#### Short task A:
In the Terios review, which transmission did the reporter choose?
#### Short task B:
From the Terios review, extract the passage from "Being a full" up to and including "the standard fabric.", copied word for word.

#### Quoted passage:
Exterior and Mechanics
Take a close look at this car - you'll realize several things that the uninspired won't.
The spare wheel in the rear of the Terios is covered with canvas. "So what?" you might say. Anything taller than the average Singaporean with four wheels and locking differentials happens to be delivered with the same device. It doesn't exactly look the part of rough, but it is definitely lighter and easier to remove during one of those "flat" situations.
Talking about locking diffs, the Terios surprisingly has one, or rather, the relevant buttons to make them function. This is very much not in line with most imported, "soft-roaders" equipped only with part time all wheel drivetrains (ring ring?) that at most, work by transferring some power away from the wheel that is loosing traction the most, and to those with the most grip.
Being a full time 4WD, all wheels receive equal amounts of power on the Terios. Hitting the button that locks the diffs means getting out of that swamp, mud pit without the need for serious help. What happens is that both wheels on the same axle turn at the same speed (hence the word lock) and aid with traction.
Being a non-hardcore, small crossover device means doing away with the stuffy interior of an old school military vehicle or off-road utility vehicle. The car's inviting insides are "car" enough to live with and will not cause the head of a tall driver to poke through the roof. Although leather seats are available, the typical weekender who enjoys stuffing his water-skis and dog into the boot will appreciate the foolhardiness of the standard fabric.
Large, circular instruments make for excellent reading, and help the driver keep his eyes on the road. The air-conditioning is a blast, literally, and the controls are easy to reach for. Gladly, the same goes for the 5 speed stick that is also available on the Terios. However, being the lazy urbanized Singaporean, this reporter chose the 4-speed self-shifter instead.

#### Data:
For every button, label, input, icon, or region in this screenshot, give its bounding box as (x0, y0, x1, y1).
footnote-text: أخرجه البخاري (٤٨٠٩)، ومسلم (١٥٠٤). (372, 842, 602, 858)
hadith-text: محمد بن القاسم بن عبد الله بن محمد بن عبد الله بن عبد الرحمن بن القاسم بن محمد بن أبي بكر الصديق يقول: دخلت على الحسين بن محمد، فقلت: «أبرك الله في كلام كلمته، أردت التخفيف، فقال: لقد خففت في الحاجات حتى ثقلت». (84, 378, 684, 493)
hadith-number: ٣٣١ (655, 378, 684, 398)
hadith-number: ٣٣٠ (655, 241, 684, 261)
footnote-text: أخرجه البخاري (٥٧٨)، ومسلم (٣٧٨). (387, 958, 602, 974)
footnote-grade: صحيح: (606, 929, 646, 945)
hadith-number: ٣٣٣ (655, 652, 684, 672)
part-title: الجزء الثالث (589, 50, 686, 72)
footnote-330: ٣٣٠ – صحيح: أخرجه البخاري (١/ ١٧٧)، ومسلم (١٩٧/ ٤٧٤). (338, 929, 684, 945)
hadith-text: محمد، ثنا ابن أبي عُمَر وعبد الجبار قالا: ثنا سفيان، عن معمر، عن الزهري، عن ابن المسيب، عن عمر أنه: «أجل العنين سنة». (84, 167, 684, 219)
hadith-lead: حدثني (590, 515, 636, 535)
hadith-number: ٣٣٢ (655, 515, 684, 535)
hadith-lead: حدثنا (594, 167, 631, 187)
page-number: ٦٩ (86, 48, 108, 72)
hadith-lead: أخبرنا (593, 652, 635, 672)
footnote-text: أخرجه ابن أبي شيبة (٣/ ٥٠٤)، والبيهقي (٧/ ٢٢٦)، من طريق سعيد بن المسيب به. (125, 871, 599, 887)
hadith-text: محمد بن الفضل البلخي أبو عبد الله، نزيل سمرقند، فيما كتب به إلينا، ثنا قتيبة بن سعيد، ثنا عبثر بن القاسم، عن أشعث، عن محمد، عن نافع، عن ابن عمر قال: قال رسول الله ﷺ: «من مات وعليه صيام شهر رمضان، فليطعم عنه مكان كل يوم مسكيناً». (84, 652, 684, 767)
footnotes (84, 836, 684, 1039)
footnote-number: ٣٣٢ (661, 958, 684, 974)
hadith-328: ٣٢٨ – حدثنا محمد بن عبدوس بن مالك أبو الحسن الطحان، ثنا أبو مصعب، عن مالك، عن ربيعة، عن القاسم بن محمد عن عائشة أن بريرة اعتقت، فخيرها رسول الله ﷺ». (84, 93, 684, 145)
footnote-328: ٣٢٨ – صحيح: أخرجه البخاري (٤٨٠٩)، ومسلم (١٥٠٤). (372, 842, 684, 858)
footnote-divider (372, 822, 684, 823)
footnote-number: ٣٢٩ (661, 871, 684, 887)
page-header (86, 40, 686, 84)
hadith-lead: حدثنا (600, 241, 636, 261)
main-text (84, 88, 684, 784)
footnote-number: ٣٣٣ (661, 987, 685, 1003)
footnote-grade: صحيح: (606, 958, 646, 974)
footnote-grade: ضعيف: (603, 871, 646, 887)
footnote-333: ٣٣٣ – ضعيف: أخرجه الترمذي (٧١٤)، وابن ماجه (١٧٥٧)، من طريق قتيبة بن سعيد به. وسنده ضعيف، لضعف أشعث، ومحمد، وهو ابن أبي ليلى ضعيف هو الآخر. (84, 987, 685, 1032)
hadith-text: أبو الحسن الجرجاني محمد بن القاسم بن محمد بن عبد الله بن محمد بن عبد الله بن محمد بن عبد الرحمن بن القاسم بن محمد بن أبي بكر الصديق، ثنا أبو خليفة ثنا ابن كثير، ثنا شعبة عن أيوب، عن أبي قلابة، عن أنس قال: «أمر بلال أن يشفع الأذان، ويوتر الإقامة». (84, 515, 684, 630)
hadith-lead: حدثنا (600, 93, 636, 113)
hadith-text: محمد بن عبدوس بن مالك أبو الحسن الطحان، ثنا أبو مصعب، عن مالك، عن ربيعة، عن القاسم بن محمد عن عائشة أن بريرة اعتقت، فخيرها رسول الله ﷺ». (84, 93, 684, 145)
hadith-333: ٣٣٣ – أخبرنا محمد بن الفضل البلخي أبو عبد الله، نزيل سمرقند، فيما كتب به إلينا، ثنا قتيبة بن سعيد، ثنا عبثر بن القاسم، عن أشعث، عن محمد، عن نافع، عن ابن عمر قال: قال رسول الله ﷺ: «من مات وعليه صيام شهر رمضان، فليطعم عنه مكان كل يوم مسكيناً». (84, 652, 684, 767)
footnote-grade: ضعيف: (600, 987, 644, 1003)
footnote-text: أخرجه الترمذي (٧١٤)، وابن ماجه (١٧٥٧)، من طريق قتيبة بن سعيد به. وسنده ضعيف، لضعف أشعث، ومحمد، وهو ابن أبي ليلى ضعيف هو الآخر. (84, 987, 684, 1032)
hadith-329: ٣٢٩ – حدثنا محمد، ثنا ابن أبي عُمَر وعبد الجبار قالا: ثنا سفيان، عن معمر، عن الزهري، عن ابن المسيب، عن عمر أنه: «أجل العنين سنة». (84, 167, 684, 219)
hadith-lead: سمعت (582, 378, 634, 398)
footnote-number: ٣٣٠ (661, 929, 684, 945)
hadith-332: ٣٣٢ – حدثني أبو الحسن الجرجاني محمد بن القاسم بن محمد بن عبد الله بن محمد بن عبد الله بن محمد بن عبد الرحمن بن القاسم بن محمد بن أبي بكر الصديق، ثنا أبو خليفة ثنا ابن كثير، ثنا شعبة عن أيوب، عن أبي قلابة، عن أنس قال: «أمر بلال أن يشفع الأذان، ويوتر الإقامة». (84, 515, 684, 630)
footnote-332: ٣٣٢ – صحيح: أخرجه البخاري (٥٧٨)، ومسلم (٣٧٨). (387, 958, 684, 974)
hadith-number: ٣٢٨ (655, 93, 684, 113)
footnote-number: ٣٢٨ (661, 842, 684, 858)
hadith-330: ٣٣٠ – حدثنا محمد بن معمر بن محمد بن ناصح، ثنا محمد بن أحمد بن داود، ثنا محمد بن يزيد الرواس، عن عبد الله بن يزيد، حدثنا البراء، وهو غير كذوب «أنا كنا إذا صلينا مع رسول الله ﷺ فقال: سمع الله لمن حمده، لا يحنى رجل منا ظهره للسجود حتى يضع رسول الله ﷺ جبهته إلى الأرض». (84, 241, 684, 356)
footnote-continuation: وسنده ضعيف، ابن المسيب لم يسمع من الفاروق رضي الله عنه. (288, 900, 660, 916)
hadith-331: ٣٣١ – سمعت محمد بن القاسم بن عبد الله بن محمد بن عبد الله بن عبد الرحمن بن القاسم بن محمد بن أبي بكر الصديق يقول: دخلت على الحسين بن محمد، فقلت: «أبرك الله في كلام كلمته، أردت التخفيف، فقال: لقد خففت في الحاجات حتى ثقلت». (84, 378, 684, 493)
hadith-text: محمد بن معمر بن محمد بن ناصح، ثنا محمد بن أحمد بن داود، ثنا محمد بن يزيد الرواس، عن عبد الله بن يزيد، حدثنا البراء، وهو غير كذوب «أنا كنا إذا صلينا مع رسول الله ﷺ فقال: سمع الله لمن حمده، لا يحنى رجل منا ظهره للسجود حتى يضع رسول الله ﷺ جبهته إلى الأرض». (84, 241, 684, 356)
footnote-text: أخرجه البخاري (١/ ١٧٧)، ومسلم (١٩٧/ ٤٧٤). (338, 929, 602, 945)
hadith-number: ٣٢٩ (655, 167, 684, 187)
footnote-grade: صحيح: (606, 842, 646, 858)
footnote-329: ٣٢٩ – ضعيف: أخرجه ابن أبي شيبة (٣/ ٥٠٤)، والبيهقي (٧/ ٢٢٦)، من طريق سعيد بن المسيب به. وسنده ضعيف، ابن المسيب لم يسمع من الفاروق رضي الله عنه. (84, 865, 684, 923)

#### Full solution A:
The 4-speed self-shifter.

#### Full solution B:
Being a full time 4WD, all wheels receive equal amounts of power on the Terios. Hitting the button that locks the diffs means getting out of that swamp, mud pit without the need for serious help. What happens is that both wheels on the same axle turn at the same speed (hence the word lock) and aid with traction.
Being a non-hardcore, small crossover device means doing away with the stuffy interior of an old school military vehicle or off-road utility vehicle. The car's inviting insides are "car" enough to live with and will not cause the head of a tall driver to poke through the roof. Although leather seats are available, the typical weekender who enjoys stuffing his water-skis and dog into the boot will appreciate the foolhardiness of the standard fabric.